■ TRAVAIL À FAIRE ■
Selon l'extrait de page, sur quel article de la directive 2003/87 la Cour de justice s'appuie-t-elle pour établir son raisonnement ?

■ EXTRAIT DE PAGE ■
──────────
I. L’OCTROI DES QUOTAS SUBORDONNÉ À L’EXERCICE EFFECTIF DE L’ACTIVITÉ AÉRIENNE
La Cour fonde son raisonnement sur une interprétation stricte des textes régissant le système d’échange. Elle en déduit que la délivrance des quotas est conditionnée par le maintien de l’activité (A) et écarte par conséquent les sources de droit qui pourraient suggérer une solution contraire, telles que la confiance légitime ou le préambule de la directive (B).
A. Une interprétation littérale des conditions de délivrance des quotas
La Cour de justice s’attache à l’économie de l’article 3 sexies de la directive 2003/87 pour établir son raisonnement. Ce texte prévoit que l’allocation des quotas est calculée en amont pour l’ensemble d’une période d’échanges, mais leur délivrance est effectuée par tranches annuelles. Le calcul de ces tranches annuelles est explicitement lié à l’activité de l’exploitant, puisque le nombre de quotas est « déterminé en divisant le total des quotas pour la période en question […] par le nombre d’années dans la période pour laquelle cet exploitant d’aéronef réalise une des activités visées à l’annexe I ».
──────────
■ DONNÉES ENREGISTRÉES ■
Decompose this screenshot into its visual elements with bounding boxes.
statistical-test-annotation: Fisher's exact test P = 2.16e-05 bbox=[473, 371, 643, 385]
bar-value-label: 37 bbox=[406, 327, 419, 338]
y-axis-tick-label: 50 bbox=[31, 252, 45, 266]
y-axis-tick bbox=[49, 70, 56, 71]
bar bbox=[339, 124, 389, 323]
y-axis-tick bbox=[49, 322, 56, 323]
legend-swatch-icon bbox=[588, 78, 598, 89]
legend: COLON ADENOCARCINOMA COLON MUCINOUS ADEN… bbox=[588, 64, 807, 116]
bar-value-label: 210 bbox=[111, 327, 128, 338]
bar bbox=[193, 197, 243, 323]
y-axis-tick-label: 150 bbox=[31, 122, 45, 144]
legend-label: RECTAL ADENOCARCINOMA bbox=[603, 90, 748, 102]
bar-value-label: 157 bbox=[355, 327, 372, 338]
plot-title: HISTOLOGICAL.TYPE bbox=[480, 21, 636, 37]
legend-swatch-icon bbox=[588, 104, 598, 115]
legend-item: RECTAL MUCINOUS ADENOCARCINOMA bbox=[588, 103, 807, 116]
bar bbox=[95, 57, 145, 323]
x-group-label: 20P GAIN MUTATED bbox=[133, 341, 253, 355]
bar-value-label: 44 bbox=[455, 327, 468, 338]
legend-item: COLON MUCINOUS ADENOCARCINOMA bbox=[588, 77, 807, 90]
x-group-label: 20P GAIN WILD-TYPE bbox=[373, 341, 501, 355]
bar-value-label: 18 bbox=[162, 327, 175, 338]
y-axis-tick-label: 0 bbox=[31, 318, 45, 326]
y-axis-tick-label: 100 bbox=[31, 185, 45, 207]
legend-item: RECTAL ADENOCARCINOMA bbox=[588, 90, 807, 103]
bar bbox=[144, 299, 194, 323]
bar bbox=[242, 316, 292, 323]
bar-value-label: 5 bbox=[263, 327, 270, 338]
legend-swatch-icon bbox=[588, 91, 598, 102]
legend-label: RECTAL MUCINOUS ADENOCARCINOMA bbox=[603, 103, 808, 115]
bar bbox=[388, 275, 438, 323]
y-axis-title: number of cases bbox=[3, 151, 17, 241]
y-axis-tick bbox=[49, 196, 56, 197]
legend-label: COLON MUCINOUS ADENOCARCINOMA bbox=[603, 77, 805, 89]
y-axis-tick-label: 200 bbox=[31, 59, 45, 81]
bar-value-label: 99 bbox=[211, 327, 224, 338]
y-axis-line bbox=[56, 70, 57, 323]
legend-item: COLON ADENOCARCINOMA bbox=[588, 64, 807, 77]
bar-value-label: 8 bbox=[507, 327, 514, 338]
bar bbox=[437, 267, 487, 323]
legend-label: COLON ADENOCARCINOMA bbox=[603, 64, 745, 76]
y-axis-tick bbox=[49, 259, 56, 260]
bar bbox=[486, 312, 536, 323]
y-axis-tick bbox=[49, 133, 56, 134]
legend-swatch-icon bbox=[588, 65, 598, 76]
──────────
■ RÉPONSE ■
Sur l'article 3 sexies de la directive 2003/87.